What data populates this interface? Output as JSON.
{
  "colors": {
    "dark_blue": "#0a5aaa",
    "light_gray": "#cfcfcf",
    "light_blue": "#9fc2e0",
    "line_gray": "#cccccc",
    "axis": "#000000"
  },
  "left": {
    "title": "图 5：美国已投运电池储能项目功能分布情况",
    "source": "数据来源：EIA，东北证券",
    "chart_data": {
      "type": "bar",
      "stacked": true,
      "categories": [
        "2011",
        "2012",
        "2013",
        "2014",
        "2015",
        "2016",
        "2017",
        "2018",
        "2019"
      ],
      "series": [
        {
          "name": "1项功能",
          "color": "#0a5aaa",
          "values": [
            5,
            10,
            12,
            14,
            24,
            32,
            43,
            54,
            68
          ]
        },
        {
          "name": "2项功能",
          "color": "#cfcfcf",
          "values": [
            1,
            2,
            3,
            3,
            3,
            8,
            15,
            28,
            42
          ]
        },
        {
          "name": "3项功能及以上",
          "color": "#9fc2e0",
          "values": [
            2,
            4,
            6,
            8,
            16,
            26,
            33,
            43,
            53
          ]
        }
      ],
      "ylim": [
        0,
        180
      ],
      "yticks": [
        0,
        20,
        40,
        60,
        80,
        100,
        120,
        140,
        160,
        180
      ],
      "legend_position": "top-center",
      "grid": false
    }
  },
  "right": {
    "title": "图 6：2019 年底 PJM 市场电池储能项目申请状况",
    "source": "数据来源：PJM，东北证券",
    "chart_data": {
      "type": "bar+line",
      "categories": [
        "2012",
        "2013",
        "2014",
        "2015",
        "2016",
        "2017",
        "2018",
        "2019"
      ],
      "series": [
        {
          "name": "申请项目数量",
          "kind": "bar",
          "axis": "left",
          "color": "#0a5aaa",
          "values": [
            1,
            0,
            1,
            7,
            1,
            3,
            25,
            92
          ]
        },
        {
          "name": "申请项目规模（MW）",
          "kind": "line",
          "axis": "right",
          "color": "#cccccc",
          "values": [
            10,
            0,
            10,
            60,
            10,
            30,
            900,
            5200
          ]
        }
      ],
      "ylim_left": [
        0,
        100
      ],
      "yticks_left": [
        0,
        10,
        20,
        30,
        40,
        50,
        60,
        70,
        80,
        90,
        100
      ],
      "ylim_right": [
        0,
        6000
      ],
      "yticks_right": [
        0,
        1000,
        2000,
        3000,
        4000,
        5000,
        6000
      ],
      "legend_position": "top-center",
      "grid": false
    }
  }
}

WRITTEN INSTRUCTION ▸ Select every line of the records holding the string "name".

WRITTEN ANSWER ▸
          "name": "1项功能",
          "name": "2项功能",
          "name": "3项功能及以上",
          "name": "申请项目数量",
          "name": "申请项目规模（MW）",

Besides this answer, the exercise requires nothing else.